↓

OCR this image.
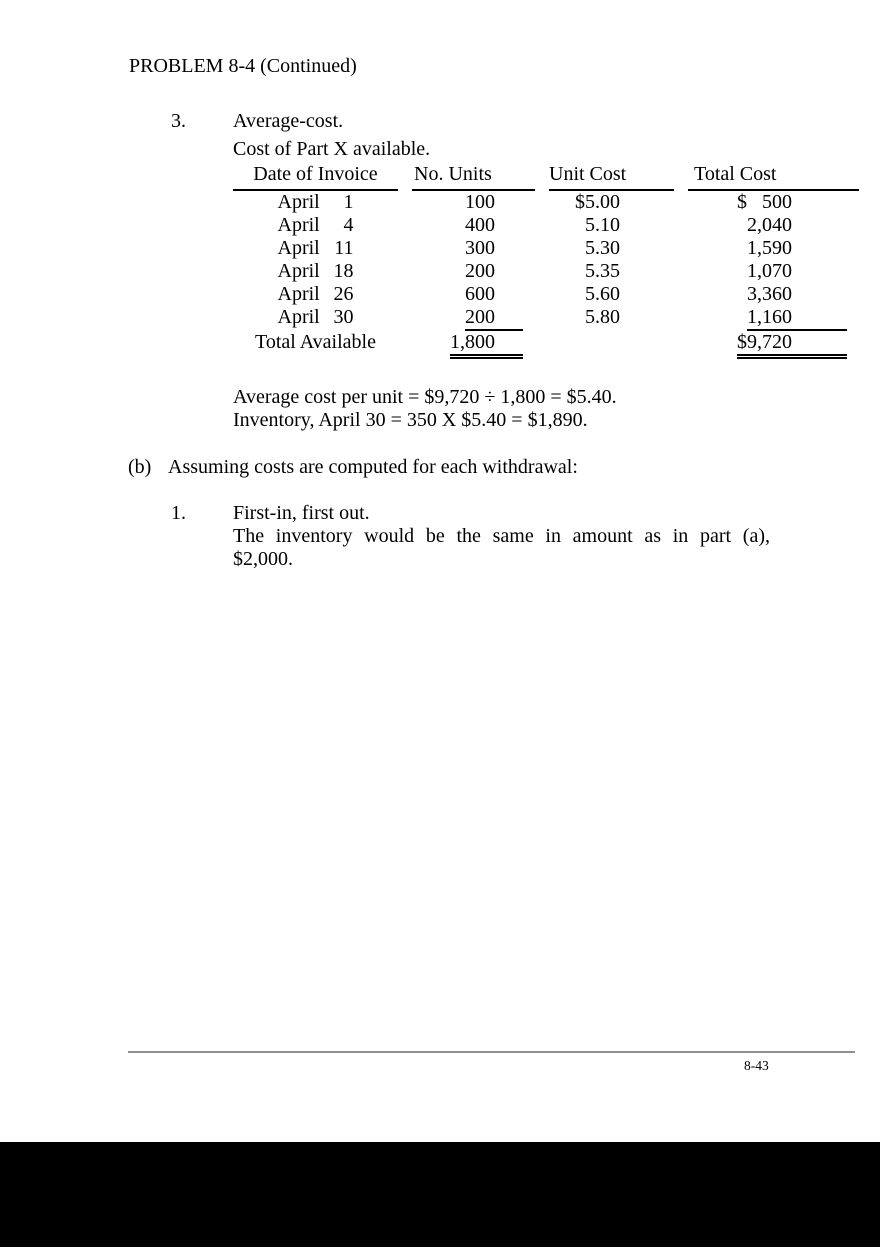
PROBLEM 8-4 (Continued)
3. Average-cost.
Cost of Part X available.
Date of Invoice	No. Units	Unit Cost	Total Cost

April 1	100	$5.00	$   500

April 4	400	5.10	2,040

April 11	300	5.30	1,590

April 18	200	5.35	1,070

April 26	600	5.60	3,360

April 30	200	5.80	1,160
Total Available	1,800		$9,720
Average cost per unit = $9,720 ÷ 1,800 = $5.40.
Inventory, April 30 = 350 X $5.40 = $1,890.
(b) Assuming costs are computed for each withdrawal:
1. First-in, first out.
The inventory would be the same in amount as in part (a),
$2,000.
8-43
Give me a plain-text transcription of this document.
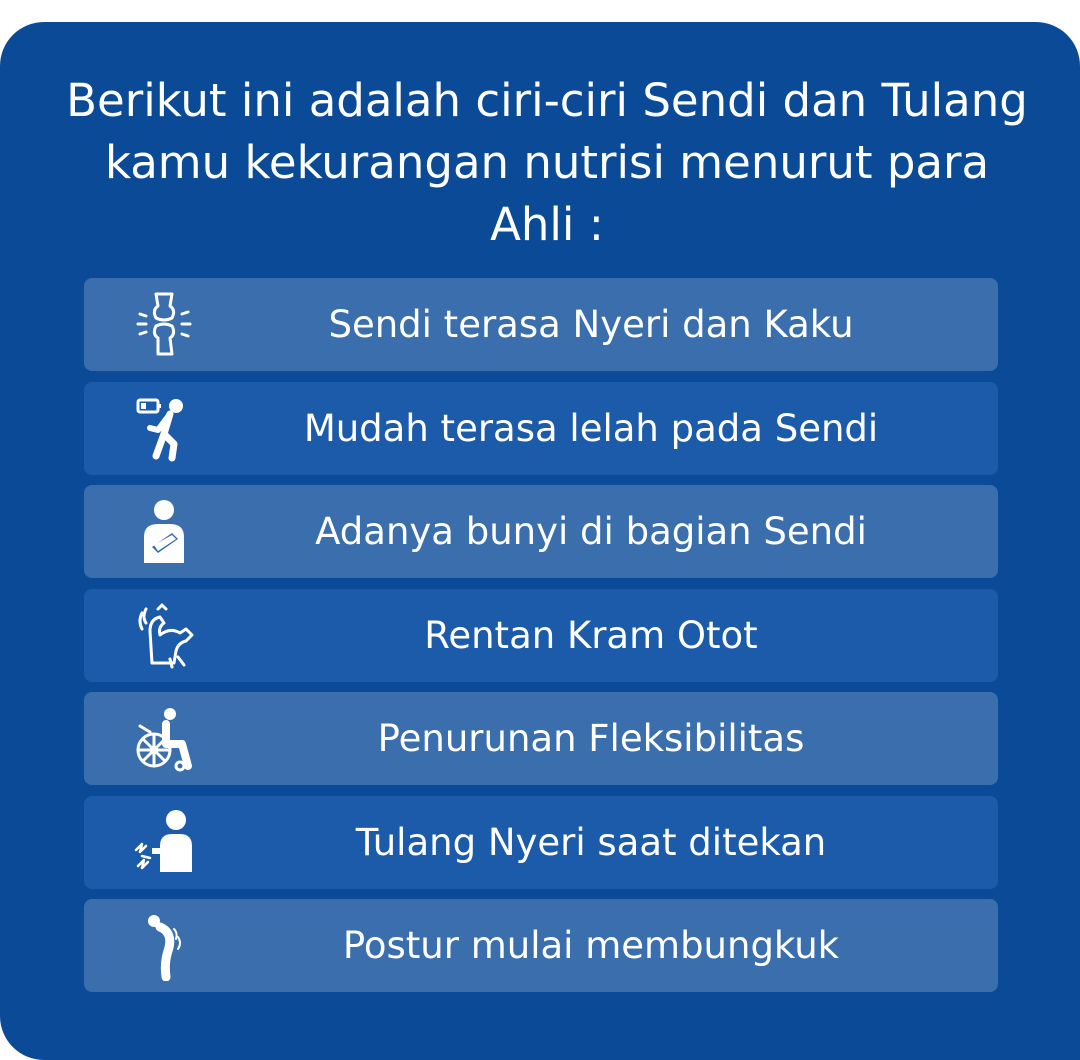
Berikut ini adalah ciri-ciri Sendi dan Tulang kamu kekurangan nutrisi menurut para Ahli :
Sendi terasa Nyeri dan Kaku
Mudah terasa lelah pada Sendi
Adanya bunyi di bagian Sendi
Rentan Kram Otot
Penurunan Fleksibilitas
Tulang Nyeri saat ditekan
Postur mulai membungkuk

↑

### Set exercise
Copy the records above exactly, leaving out every picture.

### Reply
OCR this image.
PROBLEM 8-4 (Continued)
3. Average-cost.
Cost of Part X available.
Date of Invoice	No. Units	Unit Cost	Total Cost

April 1	100	$5.00	$   500

April 4	400	5.10	2,040

April 11	300	5.30	1,590

April 18	200	5.35	1,070

April 26	600	5.60	3,360

April 30	200	5.80	1,160
Total Available	1,800		$9,720
Average cost per unit = $9,720 ÷ 1,800 = $5.40.
Inventory, April 30 = 350 X $5.40 = $1,890.
(b) Assuming costs are computed for each withdrawal:
1. First-in, first out.
The inventory would be the same in amount as in part (a),
$2,000.
8-43
Give me a plain-text transcription of this document.
Berikut ini adalah ciri-ciri Sendi dan Tulang kamu kekurangan nutrisi menurut para Ahli :
Sendi terasa Nyeri dan Kaku
Mudah terasa lelah pada Sendi
Adanya bunyi di bagian Sendi
Rentan Kram Otot
Penurunan Fleksibilitas
Tulang Nyeri saat ditekan
Postur mulai membungkuk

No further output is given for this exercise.